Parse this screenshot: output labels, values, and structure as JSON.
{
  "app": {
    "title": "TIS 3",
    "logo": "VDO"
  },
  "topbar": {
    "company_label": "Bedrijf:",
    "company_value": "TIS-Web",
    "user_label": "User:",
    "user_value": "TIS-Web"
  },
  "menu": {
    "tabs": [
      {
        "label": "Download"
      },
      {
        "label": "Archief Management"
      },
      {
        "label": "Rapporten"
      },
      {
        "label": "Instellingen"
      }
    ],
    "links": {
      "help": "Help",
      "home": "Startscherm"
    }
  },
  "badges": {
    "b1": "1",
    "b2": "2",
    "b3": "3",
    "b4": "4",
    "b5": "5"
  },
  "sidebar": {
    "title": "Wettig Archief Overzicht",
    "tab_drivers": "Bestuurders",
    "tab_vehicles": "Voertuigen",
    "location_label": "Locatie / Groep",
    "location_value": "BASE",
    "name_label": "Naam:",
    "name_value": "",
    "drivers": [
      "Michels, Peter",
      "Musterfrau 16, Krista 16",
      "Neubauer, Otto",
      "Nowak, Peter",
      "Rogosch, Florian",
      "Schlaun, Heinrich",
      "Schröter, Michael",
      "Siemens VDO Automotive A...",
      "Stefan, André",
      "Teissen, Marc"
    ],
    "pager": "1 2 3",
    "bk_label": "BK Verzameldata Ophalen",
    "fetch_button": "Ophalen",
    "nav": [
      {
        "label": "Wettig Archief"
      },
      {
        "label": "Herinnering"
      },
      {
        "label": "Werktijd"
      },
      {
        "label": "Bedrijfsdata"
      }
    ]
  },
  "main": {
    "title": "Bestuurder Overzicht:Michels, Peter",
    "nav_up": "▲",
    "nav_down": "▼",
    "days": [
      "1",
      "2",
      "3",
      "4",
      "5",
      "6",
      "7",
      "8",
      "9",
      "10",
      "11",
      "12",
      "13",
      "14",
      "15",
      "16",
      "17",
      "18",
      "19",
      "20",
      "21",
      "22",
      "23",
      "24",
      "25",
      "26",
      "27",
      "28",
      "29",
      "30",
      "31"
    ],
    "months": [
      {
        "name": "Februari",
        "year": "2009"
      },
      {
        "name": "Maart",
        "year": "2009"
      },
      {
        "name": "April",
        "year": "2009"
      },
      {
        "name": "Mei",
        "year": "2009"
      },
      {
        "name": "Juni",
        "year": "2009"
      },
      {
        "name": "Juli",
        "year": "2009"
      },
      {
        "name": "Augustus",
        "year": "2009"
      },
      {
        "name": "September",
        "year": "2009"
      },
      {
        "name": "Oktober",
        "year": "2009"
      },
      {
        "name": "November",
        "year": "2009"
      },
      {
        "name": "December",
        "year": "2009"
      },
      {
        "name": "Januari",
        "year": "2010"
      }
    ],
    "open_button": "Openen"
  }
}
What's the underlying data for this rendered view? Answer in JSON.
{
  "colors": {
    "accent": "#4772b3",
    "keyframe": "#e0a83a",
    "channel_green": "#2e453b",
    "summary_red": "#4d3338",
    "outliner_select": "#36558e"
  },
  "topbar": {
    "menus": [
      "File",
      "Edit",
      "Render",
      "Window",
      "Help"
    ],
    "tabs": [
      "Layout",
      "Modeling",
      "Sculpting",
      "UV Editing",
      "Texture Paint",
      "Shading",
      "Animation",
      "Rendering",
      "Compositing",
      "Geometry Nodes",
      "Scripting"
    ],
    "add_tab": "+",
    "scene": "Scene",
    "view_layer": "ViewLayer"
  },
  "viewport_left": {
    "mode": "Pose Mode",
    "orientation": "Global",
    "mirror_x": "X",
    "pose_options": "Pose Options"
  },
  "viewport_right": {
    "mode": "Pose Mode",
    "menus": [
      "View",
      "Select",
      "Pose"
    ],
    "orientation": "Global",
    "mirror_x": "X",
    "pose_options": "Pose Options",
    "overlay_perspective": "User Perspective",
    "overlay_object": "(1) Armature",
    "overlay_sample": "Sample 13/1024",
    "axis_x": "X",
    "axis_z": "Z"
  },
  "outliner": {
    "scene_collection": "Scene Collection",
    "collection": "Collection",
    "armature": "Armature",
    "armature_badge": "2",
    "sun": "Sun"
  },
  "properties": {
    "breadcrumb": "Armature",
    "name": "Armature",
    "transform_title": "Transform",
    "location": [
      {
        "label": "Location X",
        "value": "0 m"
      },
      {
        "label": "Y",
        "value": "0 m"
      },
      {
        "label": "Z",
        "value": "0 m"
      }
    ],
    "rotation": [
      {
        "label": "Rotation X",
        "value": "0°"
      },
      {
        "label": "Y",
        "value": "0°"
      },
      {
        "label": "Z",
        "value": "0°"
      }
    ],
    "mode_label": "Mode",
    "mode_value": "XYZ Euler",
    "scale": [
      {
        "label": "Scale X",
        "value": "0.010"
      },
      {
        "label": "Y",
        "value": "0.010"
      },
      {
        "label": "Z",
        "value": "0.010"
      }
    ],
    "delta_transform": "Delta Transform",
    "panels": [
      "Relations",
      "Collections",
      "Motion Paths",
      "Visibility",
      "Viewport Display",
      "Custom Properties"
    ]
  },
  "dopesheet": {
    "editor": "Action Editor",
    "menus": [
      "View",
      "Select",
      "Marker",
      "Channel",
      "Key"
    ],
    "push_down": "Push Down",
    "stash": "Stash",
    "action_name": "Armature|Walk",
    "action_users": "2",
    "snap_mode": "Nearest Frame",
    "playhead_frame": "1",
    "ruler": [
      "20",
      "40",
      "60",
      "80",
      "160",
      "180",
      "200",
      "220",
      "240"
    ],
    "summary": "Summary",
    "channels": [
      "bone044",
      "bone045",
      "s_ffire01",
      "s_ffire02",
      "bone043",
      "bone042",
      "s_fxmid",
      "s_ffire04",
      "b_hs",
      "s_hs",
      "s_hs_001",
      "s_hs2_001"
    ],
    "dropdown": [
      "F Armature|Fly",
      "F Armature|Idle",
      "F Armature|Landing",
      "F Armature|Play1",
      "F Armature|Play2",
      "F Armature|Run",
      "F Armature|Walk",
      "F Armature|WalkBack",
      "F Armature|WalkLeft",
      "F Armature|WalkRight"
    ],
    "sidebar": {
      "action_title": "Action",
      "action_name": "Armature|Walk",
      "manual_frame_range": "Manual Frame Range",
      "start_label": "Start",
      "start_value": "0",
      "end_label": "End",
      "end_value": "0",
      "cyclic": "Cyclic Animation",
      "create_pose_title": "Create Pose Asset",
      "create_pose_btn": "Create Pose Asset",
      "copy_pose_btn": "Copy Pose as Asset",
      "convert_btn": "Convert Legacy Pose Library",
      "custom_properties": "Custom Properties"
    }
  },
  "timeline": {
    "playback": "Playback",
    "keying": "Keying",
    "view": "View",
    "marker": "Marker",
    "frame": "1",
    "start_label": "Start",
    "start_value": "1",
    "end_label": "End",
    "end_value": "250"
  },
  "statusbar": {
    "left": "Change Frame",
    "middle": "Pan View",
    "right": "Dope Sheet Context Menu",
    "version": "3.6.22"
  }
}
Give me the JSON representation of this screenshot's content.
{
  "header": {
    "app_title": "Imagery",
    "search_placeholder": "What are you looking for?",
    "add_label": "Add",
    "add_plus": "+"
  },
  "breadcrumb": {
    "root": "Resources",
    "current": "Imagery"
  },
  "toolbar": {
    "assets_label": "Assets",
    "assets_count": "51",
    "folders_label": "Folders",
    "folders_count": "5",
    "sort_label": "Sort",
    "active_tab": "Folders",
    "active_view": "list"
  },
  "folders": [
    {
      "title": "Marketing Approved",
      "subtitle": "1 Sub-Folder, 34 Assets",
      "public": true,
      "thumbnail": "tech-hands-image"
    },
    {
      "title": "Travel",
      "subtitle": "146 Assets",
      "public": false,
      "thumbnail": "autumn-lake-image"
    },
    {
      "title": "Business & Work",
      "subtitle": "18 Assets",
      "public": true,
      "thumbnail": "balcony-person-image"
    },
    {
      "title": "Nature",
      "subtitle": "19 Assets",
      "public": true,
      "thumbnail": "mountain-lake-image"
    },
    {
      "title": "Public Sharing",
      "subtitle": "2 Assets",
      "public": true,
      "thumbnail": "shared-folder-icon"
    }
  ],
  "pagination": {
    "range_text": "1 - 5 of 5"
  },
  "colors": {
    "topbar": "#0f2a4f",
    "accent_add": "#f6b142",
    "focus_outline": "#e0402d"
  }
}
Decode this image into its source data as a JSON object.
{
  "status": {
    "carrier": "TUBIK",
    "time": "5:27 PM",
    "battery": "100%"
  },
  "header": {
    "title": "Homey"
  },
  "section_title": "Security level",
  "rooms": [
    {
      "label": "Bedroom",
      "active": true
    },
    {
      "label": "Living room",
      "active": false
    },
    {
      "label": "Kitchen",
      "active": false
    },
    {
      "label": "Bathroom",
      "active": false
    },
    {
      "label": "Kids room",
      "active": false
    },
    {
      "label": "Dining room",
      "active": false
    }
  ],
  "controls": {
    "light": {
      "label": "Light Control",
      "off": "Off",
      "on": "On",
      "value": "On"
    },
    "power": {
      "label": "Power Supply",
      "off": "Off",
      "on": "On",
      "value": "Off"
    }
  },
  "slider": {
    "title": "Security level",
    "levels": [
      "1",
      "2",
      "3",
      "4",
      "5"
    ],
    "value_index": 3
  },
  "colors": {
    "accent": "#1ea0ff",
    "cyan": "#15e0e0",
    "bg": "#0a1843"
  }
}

--*--

Problem description:
Show every line in the records above that contains the word "lake".

Response to the task:
      "thumbnail": "autumn-lake-image"
      "thumbnail": "mountain-lake-image"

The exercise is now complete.